(GOAL) Return the data exactly, with all pictures removed.

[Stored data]
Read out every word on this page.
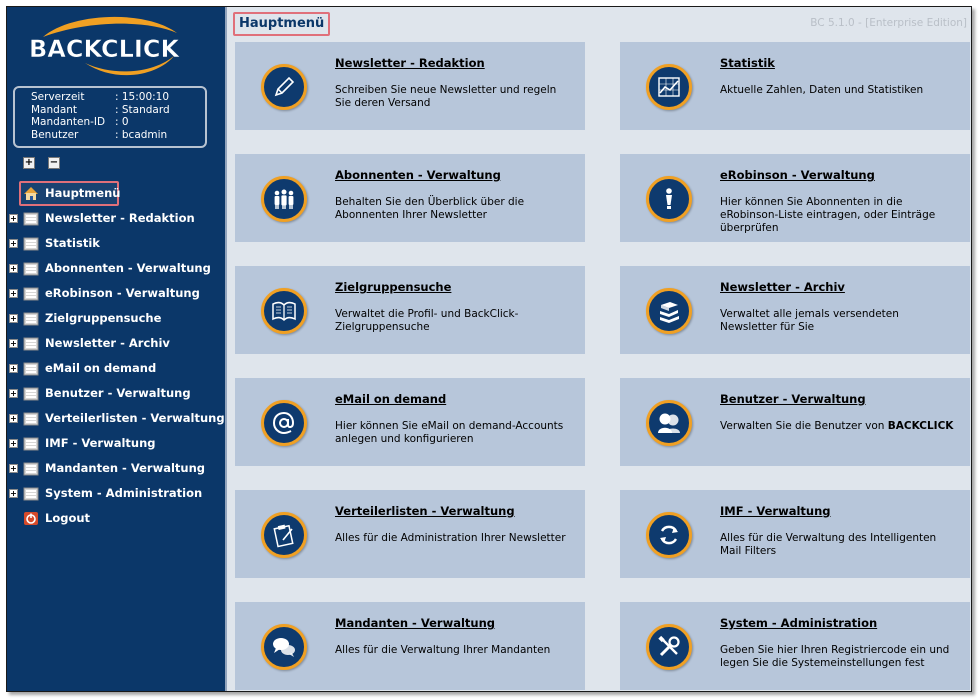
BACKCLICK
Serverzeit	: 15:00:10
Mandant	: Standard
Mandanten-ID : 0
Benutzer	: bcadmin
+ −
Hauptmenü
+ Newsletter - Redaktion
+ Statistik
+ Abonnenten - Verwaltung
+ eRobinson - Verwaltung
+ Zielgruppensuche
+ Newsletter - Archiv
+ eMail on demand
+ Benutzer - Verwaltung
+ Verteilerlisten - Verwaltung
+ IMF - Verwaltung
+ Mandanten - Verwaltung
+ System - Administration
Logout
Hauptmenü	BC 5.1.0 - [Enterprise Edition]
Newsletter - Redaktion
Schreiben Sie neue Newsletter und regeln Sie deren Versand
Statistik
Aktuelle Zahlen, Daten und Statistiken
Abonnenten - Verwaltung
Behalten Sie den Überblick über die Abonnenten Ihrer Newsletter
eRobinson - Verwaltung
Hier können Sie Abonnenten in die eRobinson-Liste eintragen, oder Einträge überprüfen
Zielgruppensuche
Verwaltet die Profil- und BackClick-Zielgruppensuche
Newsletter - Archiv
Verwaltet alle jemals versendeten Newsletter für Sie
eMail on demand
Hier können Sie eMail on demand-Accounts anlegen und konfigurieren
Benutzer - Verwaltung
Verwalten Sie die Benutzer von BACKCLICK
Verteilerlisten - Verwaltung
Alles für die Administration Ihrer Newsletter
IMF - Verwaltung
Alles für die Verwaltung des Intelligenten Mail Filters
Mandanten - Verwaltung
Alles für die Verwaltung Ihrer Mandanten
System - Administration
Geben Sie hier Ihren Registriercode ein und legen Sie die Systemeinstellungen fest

(ANSWER BELOW)
Read out every word on this page.
BACKCLICK
Serverzeit	: 15:00:10
Mandant	: Standard
Mandanten-ID : 0
Benutzer	: bcadmin
+ −
Hauptmenü
+ Newsletter - Redaktion
+ Statistik
+ Abonnenten - Verwaltung
+ eRobinson - Verwaltung
+ Zielgruppensuche
+ Newsletter - Archiv
+ eMail on demand
+ Benutzer - Verwaltung
+ Verteilerlisten - Verwaltung
+ IMF - Verwaltung
+ Mandanten - Verwaltung
+ System - Administration
Logout
Hauptmenü	BC 5.1.0 - [Enterprise Edition]
Newsletter - Redaktion
Schreiben Sie neue Newsletter und regeln Sie deren Versand
Statistik
Aktuelle Zahlen, Daten und Statistiken
Abonnenten - Verwaltung
Behalten Sie den Überblick über die Abonnenten Ihrer Newsletter
eRobinson - Verwaltung
Hier können Sie Abonnenten in die eRobinson-Liste eintragen, oder Einträge überprüfen
Zielgruppensuche
Verwaltet die Profil- und BackClick-Zielgruppensuche
Newsletter - Archiv
Verwaltet alle jemals versendeten Newsletter für Sie
eMail on demand
Hier können Sie eMail on demand-Accounts anlegen und konfigurieren
Benutzer - Verwaltung
Verwalten Sie die Benutzer von BACKCLICK
Verteilerlisten - Verwaltung
Alles für die Administration Ihrer Newsletter
IMF - Verwaltung
Alles für die Verwaltung des Intelligenten Mail Filters
Mandanten - Verwaltung
Alles für die Verwaltung Ihrer Mandanten
System - Administration
Geben Sie hier Ihren Registriercode ein und legen Sie die Systemeinstellungen fest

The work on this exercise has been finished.